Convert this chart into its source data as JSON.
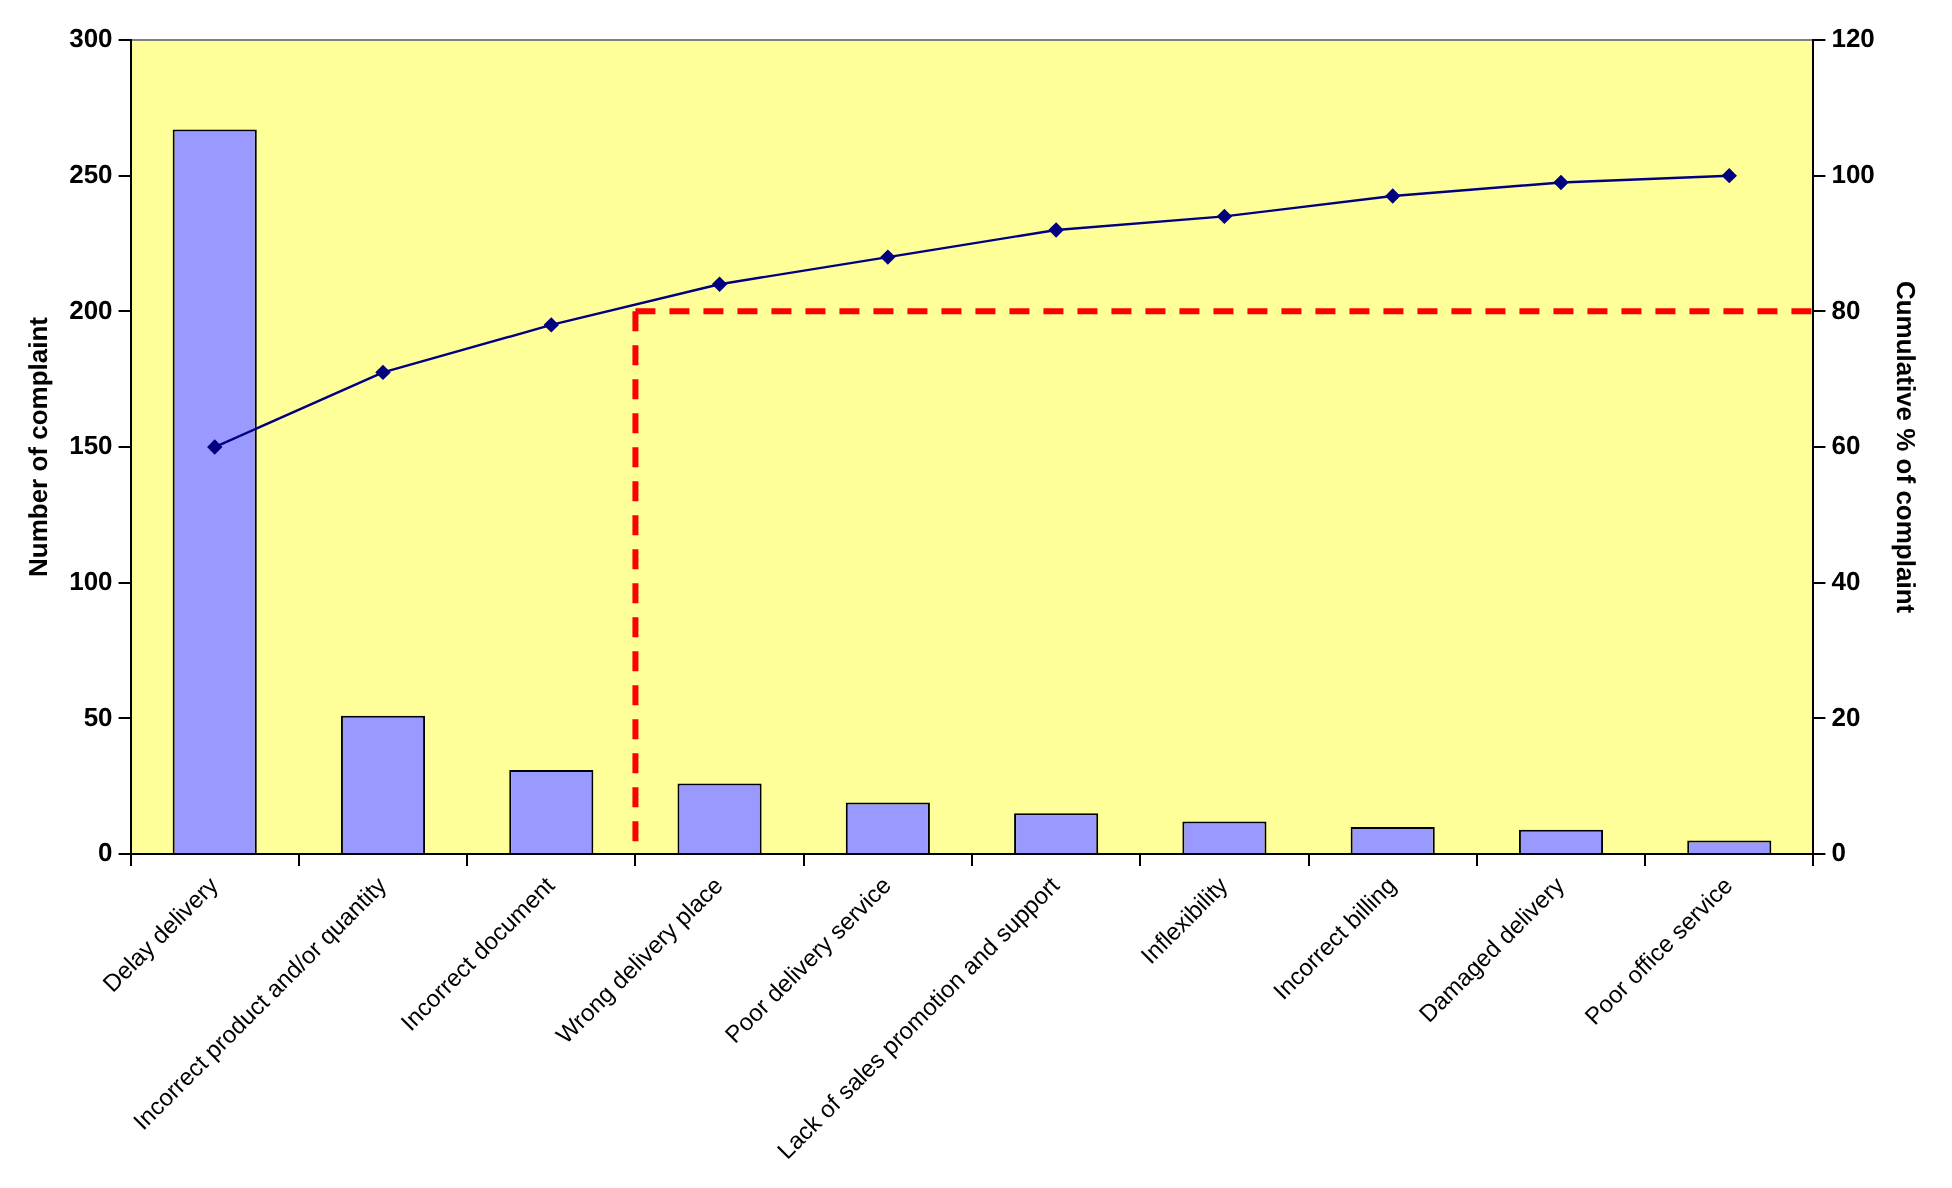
{
  "chart_data": {
    "type": "bar",
    "ylabel": "Number of complaint",
    "y2label": "Cumulative % of complaint",
    "categories": [
      "Delay delivery",
      "Incorrect product and/or quantity",
      "Incorrect document",
      "Wrong delivery place",
      "Poor delivery service",
      "Lack of sales promotion and support",
      "Inflexibility",
      "Incorrect billing",
      "Damaged delivery",
      "Poor office service"
    ],
    "series": [
      {
        "color": "#9999ff",
        "values": [
          267,
          51,
          31,
          26,
          19,
          15,
          12,
          10,
          9,
          5
        ]
      },
      {
        "type": "line",
        "axis": "y2",
        "color": "#000080",
        "marker": "diamond",
        "values": [
          60,
          71,
          78,
          84,
          88,
          92,
          94,
          97,
          99,
          100
        ]
      }
    ],
    "ylim": [
      0,
      300
    ],
    "yticks": [
      0,
      50,
      100,
      150,
      200,
      250,
      300
    ],
    "y2lim": [
      0,
      120
    ],
    "y2ticks": [
      0,
      20,
      40,
      60,
      80,
      100,
      120
    ],
    "ref_lines": [
      {
        "axis": "y2",
        "value": 80,
        "color": "#ff0000",
        "line_style": "dashed"
      },
      {
        "axis": "x",
        "value": "Wrong delivery place",
        "color": "#ff0000",
        "line_style": "dashed"
      }
    ],
    "grid": false,
    "legend": false
  }
}
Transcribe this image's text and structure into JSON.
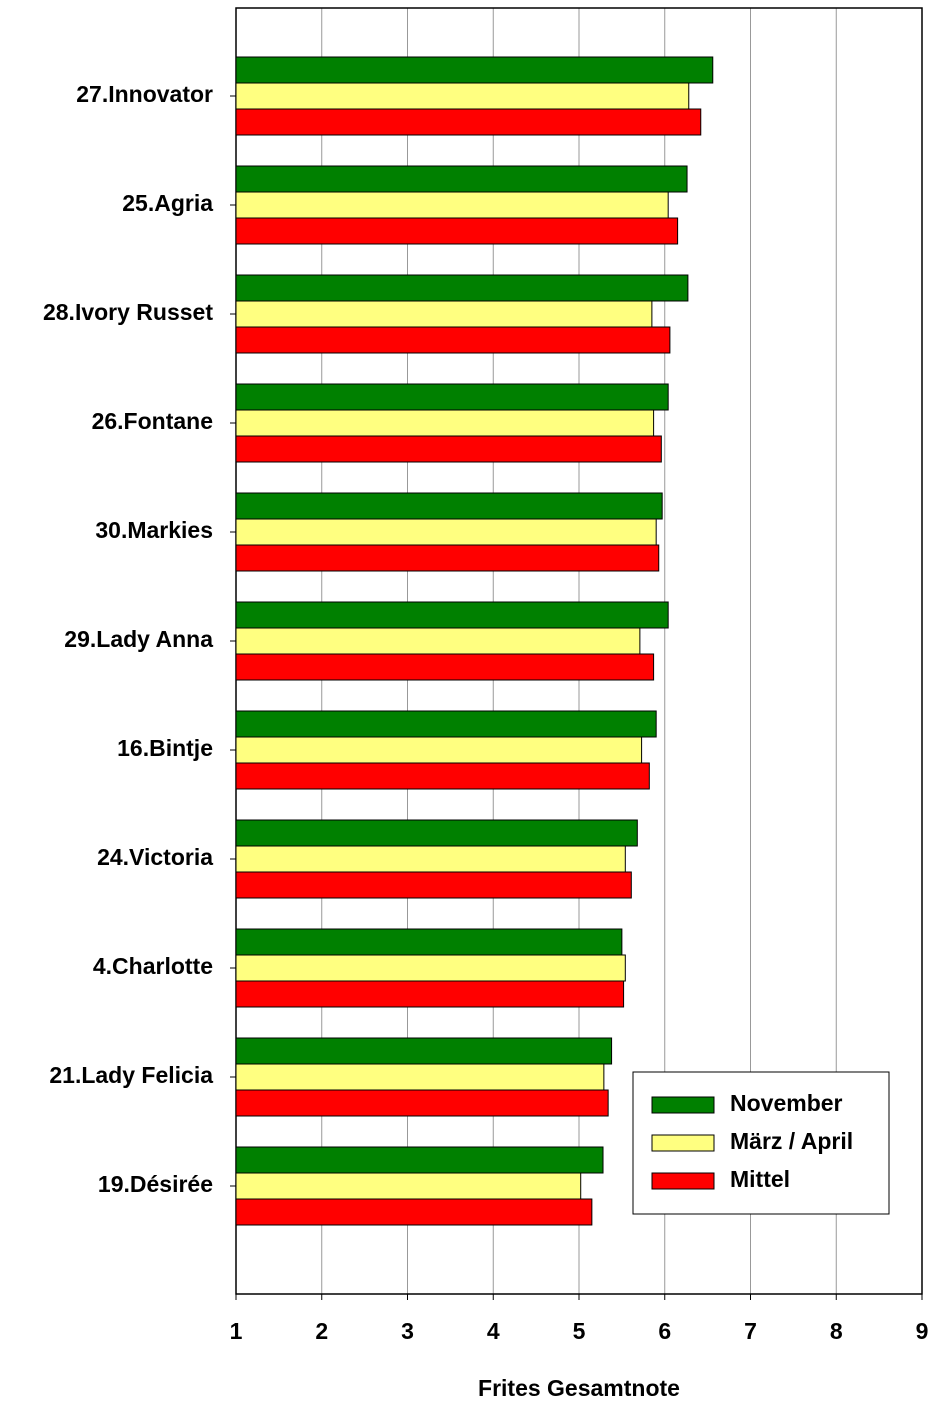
{
  "chart_data": {
    "type": "hbar",
    "x_label": "Frites Gesamtnote",
    "categories": [
      "27.Innovator",
      "25.Agria",
      "28.Ivory Russet",
      "26.Fontane",
      "30.Markies",
      "29.Lady Anna",
      "16.Bintje",
      "24.Victoria",
      "4.Charlotte",
      "21.Lady Felicia",
      "19.Désirée"
    ],
    "series": [
      {
        "name": "November",
        "color": "#008000",
        "values": [
          6.56,
          6.26,
          6.27,
          6.04,
          5.97,
          6.04,
          5.9,
          5.68,
          5.5,
          5.38,
          5.28
        ]
      },
      {
        "name": "März / April",
        "color": "#ffff80",
        "values": [
          6.28,
          6.04,
          5.85,
          5.87,
          5.9,
          5.71,
          5.73,
          5.54,
          5.54,
          5.29,
          5.02
        ]
      },
      {
        "name": "Mittel",
        "color": "#ff0000",
        "values": [
          6.42,
          6.15,
          6.06,
          5.96,
          5.93,
          5.87,
          5.82,
          5.61,
          5.52,
          5.34,
          5.15
        ]
      }
    ],
    "xlim": [
      1,
      9
    ],
    "xticks": [
      1,
      2,
      3,
      4,
      5,
      6,
      7,
      8,
      9
    ],
    "grid": true,
    "legend": "lower right"
  }
}
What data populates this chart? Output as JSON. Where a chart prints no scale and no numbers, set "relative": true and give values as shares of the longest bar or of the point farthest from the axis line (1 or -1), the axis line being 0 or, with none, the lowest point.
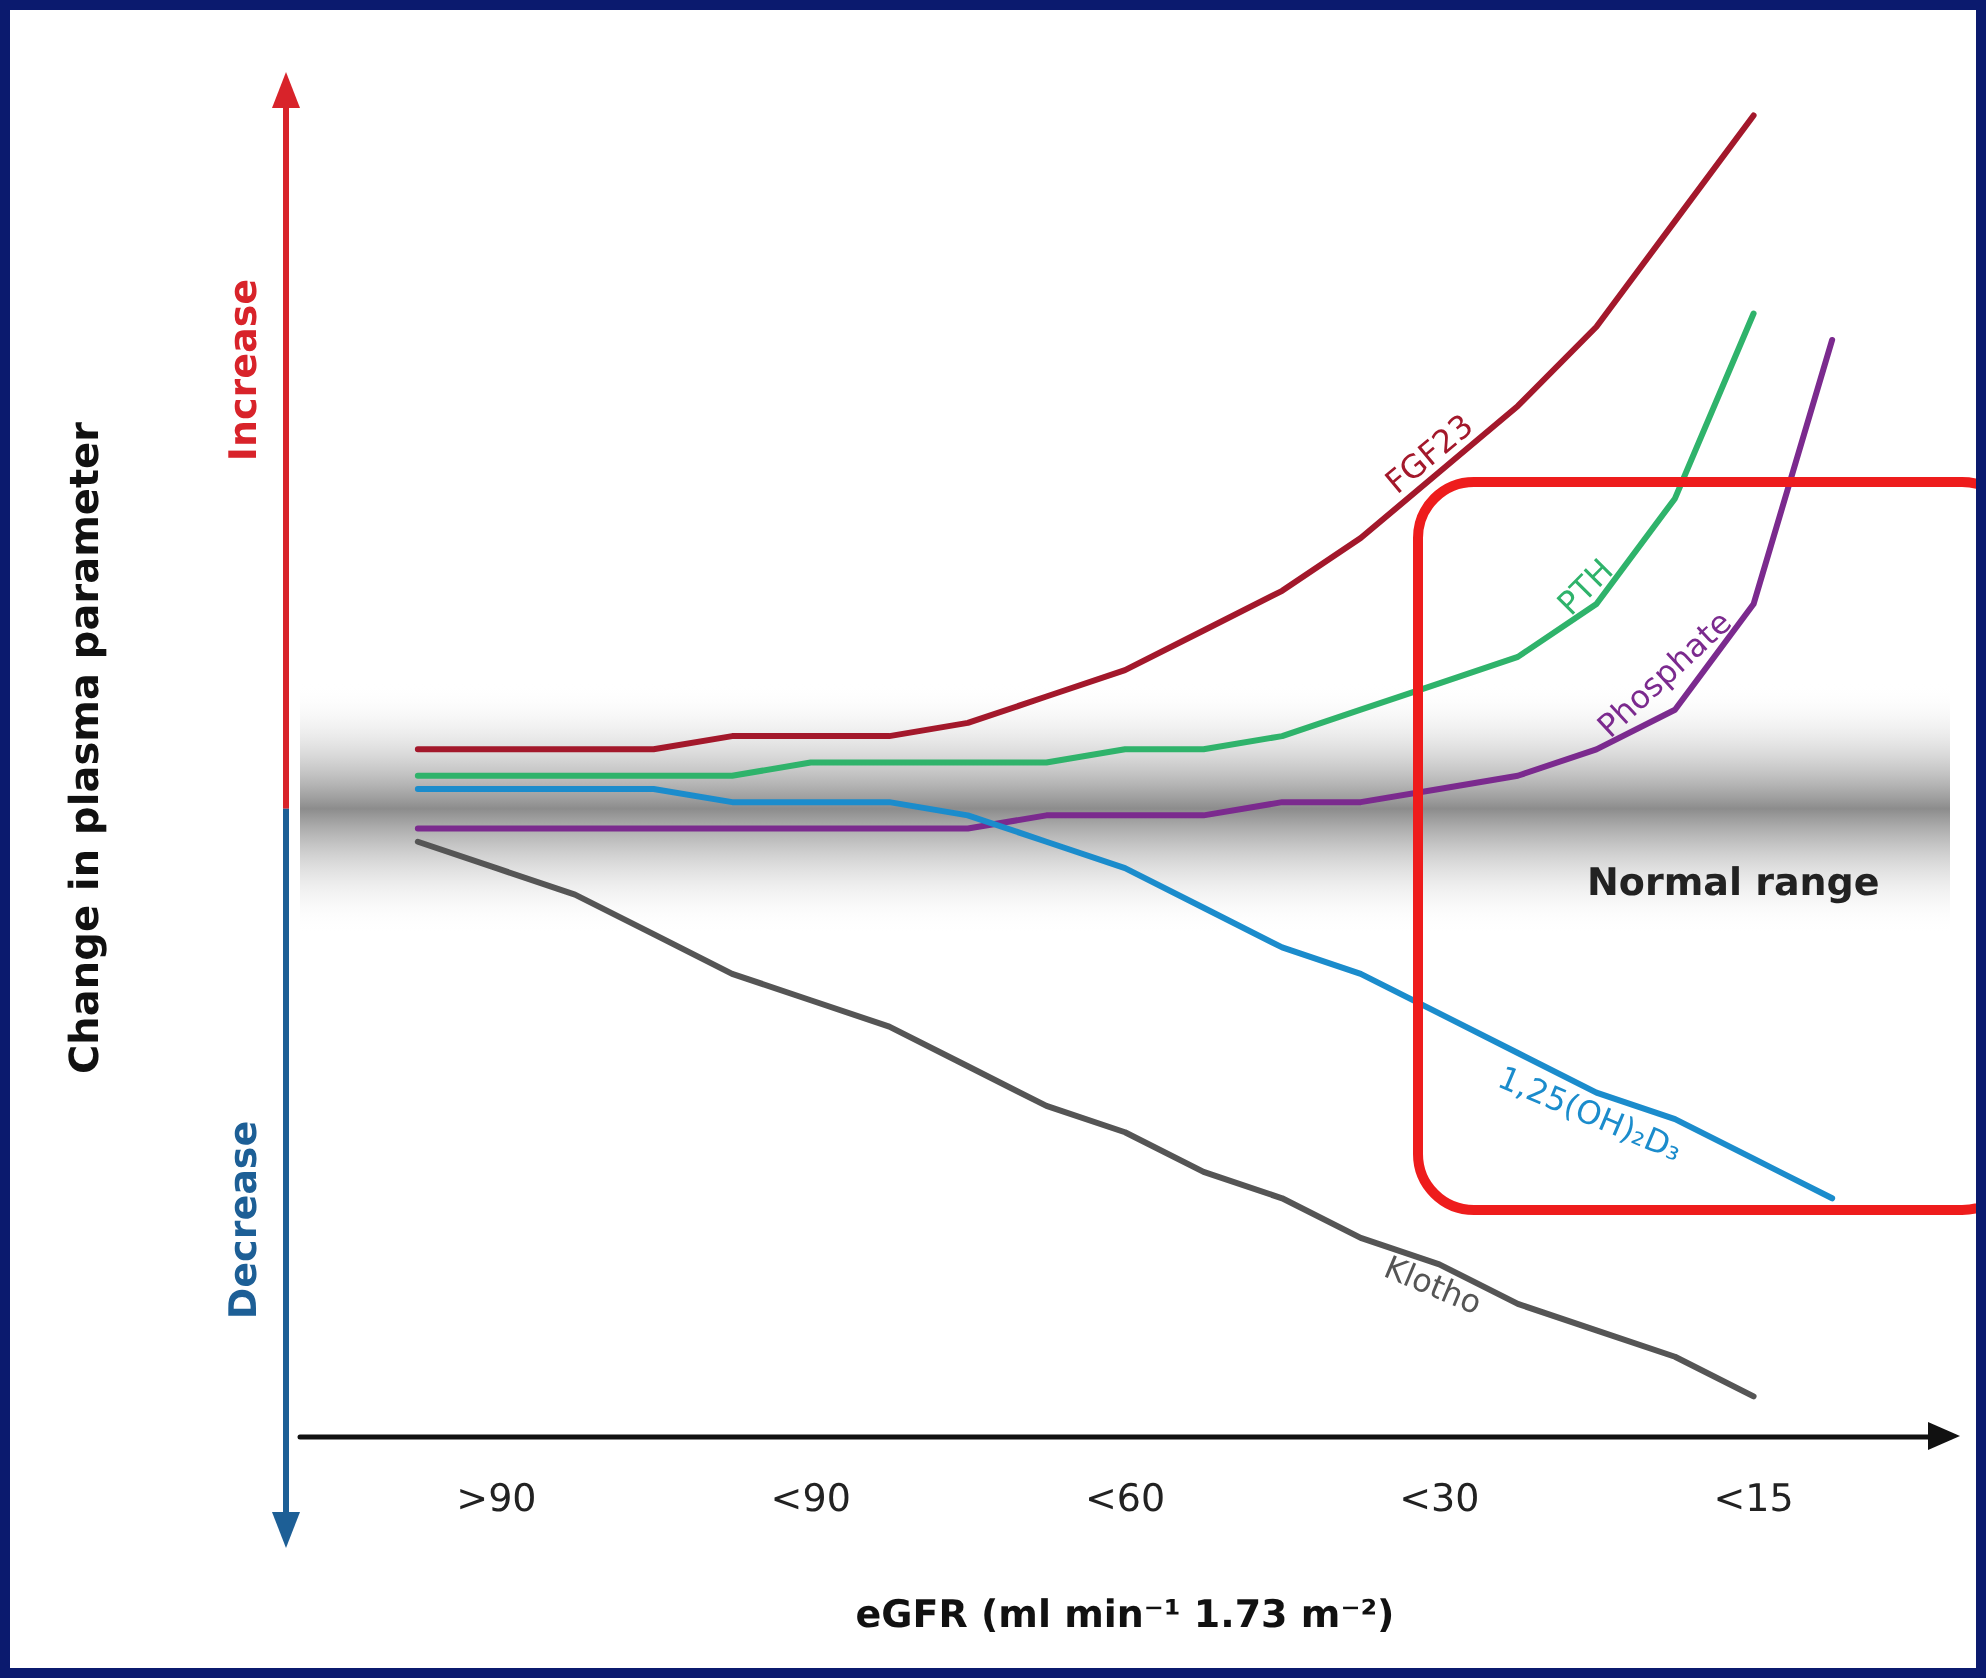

━━━━━━━━━━━━━━━━━━━━━━━━━━━━━━

=== SHORT TASK ===
Determine the number of lines where the string "Wrong" occurs, and give that number only.

=== RESPONSE TO THE EXERCISE ===
2